* _TEXTE_
À l’Université York, les programmes sont rattachés aux études en administration; bien que les étudiantes et étudiants explorent souvent des cours sur le commerce, ces programmes demeurent hautement interdisciplinaires. Mme Mamuji, professeure agrégée, est titulaire d’un doctorat en administration publique, qui l’a amenée à s’intéresser à l’aide humanitaire qu’offre le Canada aux autres pays en temps de crise. Plus récemment, ses travaux ont porté sur la prise en compte des personnes ayant un handicap dans la gestion des inondations de la région de Muskoka et sur le traitement des groupes minoritaires lors des incendies de 2016 à Fort McMurray. Ses collègues étudient les inondations, les feux de forêt et la télédétection.

* _DONNÉES FOURNIES_

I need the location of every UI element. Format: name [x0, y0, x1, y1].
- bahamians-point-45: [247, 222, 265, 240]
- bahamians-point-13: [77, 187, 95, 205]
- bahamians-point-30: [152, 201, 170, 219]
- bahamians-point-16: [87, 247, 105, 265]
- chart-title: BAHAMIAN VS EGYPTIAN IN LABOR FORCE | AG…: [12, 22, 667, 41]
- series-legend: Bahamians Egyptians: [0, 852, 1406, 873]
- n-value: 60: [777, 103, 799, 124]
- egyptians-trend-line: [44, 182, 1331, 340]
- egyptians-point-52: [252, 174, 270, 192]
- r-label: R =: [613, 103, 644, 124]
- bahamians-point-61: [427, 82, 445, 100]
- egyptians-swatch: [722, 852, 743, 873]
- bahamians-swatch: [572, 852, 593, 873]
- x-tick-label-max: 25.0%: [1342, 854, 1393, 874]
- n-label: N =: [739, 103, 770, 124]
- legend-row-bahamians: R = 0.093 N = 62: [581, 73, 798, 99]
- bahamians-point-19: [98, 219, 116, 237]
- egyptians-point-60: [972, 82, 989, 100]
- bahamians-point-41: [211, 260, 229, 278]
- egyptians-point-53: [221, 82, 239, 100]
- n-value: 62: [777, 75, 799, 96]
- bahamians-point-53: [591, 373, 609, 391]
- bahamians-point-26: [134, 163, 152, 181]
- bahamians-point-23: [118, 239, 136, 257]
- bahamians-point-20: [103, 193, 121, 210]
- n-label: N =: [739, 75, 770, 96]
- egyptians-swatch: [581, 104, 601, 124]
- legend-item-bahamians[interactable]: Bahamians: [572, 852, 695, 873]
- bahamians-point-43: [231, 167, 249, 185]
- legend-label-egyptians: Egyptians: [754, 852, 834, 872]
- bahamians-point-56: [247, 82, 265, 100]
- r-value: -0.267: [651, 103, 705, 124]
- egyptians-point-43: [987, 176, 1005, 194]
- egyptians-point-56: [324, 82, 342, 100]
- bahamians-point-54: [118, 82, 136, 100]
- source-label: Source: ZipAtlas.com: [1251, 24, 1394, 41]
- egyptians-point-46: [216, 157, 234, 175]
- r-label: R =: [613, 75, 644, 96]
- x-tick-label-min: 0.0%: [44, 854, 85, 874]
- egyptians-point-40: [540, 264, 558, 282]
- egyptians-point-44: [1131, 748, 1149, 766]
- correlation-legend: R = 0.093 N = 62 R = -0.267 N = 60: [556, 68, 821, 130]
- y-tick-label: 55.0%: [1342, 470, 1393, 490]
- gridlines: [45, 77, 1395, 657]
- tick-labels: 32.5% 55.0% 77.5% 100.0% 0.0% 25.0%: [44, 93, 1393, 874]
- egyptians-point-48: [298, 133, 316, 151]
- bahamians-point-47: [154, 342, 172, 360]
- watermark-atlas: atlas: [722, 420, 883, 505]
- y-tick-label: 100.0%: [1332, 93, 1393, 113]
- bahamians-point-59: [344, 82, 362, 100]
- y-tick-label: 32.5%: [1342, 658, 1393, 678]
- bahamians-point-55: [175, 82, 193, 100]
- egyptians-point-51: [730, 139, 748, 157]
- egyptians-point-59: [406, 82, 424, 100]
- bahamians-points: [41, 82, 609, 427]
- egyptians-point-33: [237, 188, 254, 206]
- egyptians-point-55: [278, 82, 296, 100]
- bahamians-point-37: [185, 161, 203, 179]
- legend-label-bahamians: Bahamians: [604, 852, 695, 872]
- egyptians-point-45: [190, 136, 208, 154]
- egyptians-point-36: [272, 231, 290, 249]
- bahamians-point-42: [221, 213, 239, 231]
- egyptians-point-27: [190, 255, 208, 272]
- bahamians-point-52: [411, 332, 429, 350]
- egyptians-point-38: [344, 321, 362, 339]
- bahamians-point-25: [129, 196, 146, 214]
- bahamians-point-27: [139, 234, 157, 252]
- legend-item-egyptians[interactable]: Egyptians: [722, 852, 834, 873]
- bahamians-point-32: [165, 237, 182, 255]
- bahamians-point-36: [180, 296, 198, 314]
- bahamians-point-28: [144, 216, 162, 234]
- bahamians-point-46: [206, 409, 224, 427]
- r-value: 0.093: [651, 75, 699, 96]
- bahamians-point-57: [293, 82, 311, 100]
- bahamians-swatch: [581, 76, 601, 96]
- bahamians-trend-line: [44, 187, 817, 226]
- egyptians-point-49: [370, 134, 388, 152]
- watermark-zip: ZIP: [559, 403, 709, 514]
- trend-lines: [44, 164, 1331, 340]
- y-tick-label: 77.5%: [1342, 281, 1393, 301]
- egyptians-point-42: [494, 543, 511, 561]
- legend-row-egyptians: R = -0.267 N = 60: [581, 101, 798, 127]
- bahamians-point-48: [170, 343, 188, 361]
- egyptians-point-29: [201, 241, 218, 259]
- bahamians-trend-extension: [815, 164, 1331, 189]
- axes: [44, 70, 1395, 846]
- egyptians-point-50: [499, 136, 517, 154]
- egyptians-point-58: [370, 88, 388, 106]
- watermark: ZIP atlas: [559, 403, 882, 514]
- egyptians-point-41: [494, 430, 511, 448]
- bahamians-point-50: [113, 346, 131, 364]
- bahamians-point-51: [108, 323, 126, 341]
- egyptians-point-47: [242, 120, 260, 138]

* _EXERCICES_
- A) Répondez brièvement aux questions suivantes à partir du texte.
(i) À quelles études les programmes de l'Université York sont-ils rattachés ?
(ii) Dans quel domaine porte le doctorat de Mme Mamuji ?
(iii) Qu'étudient les collègues de Mme Mamuji ?
- B) Transcrivez en liste JSON de chaînes, à raison d'une chaîne par ligne et sans les lignes vides, le passage des données qui va de leur début jusqu'à la ligne contenant "- watermark-atlas: atlas: [722, 420, 883, 505]", cette ligne comprise.

* _RÉSULTATS ATTENDUS_
- A)
(i) Aux études en administration.
(ii) En administration publique.
(iii) Les inondations, les feux de forêt et la télédétection.

- B)
[
  "I need the location of every UI element. Format: name [x0, y0, x1, y1].",
  "- bahamians-point-45: [247, 222, 265, 240]",
  "- bahamians-point-13: [77, 187, 95, 205]",
  "- bahamians-point-30: [152, 201, 170, 219]",
  "- bahamians-point-16: [87, 247, 105, 265]",
  "- chart-title: BAHAMIAN VS EGYPTIAN IN LABOR FORCE | AG…: [12, 22, 667, 41]",
  "- series-legend: Bahamians Egyptians: [0, 852, 1406, 873]",
  "- n-value: 60: [777, 103, 799, 124]",
  "- egyptians-trend-line: [44, 182, 1331, 340]",
  "- egyptians-point-52: [252, 174, 270, 192]",
  "- r-label: R =: [613, 103, 644, 124]",
  "- bahamians-point-61: [427, 82, 445, 100]",
  "- egyptians-swatch: [722, 852, 743, 873]",
  "- bahamians-swatch: [572, 852, 593, 873]",
  "- x-tick-label-max: 25.0%: [1342, 854, 1393, 874]",
  "- n-label: N =: [739, 103, 770, 124]",
  "- legend-row-bahamians: R = 0.093 N = 62: [581, 73, 798, 99]",
  "- bahamians-point-19: [98, 219, 116, 237]",
  "- egyptians-point-60: [972, 82, 989, 100]",
  "- bahamians-point-41: [211, 260, 229, 278]",
  "- egyptians-point-53: [221, 82, 239, 100]",
  "- n-value: 62: [777, 75, 799, 96]",
  "- bahamians-point-53: [591, 373, 609, 391]",
  "- bahamians-point-26: [134, 163, 152, 181]",
  "- bahamians-point-23: [118, 239, 136, 257]",
  "- bahamians-point-20: [103, 193, 121, 210]",
  "- n-label: N =: [739, 75, 770, 96]",
  "- egyptians-swatch: [581, 104, 601, 124]",
  "- legend-item-bahamians[interactable]: Bahamians: [572, 852, 695, 873]",
  "- bahamians-point-43: [231, 167, 249, 185]",
  "- legend-label-egyptians: Egyptians: [754, 852, 834, 872]",
  "- bahamians-point-56: [247, 82, 265, 100]",
  "- r-value: -0.267: [651, 103, 705, 124]",
  "- egyptians-point-43: [987, 176, 1005, 194]",
  "- egyptians-point-56: [324, 82, 342, 100]",
  "- bahamians-point-54: [118, 82, 136, 100]",
  "- source-label: Source: ZipAtlas.com: [1251, 24, 1394, 41]",
  "- egyptians-point-46: [216, 157, 234, 175]",
  "- r-label: R =: [613, 75, 644, 96]",
  "- x-tick-label-min: 0.0%: [44, 854, 85, 874]",
  "- egyptians-point-40: [540, 264, 558, 282]",
  "- egyptians-point-44: [1131, 748, 1149, 766]",
  "- correlation-legend: R = 0.093 N = 62 R = -0.267 N = 60: [556, 68, 821, 130]",
  "- y-tick-label: 55.0%: [1342, 470, 1393, 490]",
  "- gridlines: [45, 77, 1395, 657]",
  "- tick-labels: 32.5% 55.0% 77.5% 100.0% 0.0% 25.0%: [44, 93, 1393, 874]",
  "- egyptians-point-48: [298, 133, 316, 151]",
  "- bahamians-point-47: [154, 342, 172, 360]",
  "- watermark-atlas: atlas: [722, 420, 883, 505]"
]